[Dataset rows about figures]
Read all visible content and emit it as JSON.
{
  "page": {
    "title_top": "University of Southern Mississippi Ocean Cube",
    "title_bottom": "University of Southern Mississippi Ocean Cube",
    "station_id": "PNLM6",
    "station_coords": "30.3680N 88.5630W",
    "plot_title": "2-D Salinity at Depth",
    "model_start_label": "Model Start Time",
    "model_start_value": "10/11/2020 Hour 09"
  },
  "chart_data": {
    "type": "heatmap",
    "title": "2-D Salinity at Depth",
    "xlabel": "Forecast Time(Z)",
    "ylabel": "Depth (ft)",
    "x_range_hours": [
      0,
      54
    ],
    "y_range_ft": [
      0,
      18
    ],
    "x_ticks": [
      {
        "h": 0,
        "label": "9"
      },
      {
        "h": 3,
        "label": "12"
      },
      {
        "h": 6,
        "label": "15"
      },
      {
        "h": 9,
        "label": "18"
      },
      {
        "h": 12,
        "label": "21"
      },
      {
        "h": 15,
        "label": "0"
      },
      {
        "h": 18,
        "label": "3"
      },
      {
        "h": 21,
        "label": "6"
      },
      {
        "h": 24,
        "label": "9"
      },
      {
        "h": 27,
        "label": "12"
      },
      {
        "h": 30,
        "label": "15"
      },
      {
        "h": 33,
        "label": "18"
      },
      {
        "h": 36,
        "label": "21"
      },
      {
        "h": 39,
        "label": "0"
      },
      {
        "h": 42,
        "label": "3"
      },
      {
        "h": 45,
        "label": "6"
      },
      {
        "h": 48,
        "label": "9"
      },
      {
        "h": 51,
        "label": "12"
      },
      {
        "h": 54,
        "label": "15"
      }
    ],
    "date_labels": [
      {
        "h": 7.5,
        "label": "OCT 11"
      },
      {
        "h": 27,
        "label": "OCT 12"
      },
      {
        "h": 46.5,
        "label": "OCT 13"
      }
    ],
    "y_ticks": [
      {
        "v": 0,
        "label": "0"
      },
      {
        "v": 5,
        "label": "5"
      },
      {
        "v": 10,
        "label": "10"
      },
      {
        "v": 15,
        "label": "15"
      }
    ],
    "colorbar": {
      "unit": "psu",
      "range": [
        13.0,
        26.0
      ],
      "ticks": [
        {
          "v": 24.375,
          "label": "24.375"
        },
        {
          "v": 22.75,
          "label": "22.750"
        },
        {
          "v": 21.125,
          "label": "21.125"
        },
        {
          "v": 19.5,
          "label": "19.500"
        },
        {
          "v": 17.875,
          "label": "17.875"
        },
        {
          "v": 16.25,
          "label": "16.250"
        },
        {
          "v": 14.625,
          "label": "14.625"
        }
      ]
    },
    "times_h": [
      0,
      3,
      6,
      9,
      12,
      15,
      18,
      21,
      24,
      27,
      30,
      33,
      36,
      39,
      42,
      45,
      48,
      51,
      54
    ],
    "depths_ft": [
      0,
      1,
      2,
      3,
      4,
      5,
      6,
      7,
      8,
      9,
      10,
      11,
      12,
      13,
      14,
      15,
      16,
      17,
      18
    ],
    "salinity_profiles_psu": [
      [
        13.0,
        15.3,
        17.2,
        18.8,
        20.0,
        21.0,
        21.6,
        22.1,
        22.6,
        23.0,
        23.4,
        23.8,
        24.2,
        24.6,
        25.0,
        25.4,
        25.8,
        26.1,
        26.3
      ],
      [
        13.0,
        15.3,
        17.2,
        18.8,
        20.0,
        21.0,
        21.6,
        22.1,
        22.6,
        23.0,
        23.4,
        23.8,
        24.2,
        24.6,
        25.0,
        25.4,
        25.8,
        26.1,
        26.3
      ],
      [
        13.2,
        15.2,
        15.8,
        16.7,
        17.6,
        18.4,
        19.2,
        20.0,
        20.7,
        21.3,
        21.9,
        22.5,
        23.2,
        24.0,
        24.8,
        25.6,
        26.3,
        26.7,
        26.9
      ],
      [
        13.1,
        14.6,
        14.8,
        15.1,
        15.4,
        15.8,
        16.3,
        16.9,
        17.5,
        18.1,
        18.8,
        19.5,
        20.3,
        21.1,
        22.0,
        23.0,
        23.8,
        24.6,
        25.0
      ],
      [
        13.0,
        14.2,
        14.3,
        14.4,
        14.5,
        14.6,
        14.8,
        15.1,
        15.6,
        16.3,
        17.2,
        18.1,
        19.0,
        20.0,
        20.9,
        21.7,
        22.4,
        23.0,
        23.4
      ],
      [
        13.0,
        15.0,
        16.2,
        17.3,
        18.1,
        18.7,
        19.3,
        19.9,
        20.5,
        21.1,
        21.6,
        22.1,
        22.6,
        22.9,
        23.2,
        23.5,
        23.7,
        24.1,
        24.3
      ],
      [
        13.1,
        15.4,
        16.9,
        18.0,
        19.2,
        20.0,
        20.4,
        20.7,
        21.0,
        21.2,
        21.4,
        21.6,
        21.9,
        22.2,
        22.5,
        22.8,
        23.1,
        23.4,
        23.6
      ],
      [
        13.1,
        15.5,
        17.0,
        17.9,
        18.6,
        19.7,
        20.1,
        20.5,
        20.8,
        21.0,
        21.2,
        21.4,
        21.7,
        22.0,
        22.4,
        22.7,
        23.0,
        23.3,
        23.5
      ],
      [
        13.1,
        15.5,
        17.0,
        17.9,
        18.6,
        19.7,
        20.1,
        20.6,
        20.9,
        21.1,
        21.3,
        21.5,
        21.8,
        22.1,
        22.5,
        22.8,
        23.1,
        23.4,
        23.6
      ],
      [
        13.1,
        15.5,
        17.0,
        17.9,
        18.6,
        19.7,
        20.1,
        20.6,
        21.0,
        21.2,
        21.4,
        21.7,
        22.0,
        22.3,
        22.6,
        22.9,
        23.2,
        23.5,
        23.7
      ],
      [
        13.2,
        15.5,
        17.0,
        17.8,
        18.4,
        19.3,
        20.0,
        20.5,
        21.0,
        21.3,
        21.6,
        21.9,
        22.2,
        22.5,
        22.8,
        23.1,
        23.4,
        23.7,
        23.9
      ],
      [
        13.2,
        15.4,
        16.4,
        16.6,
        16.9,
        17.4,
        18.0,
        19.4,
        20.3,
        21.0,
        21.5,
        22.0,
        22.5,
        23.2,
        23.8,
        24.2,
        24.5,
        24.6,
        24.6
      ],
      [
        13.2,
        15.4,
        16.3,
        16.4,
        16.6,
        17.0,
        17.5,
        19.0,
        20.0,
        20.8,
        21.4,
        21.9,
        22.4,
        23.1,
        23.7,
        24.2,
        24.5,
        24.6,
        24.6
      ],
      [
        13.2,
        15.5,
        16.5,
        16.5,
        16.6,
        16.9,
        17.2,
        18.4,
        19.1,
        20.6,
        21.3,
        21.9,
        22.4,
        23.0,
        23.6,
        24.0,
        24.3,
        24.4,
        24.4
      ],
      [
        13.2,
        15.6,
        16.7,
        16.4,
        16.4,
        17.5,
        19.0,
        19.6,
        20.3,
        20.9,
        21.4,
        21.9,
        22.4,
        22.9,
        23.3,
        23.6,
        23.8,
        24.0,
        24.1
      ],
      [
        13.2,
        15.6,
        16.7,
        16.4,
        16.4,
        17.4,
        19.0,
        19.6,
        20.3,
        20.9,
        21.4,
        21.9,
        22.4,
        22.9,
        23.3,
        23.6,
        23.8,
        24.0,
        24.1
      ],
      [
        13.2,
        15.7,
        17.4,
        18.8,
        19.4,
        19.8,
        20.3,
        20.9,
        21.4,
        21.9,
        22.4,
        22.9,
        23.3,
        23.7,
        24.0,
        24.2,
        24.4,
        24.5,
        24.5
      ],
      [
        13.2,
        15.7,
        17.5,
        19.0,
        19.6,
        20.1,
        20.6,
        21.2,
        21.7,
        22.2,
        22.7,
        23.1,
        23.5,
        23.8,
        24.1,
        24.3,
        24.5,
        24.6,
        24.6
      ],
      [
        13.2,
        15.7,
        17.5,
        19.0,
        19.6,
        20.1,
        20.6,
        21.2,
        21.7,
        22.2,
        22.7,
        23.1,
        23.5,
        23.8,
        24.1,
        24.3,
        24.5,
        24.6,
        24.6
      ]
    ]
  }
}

Job: Copy every line of the listing that includes the string "Southern".

Solution for this task:
    "title_top": "University of Southern Mississippi Ocean Cube",
    "title_bottom": "University of Southern Mississippi Ocean Cube",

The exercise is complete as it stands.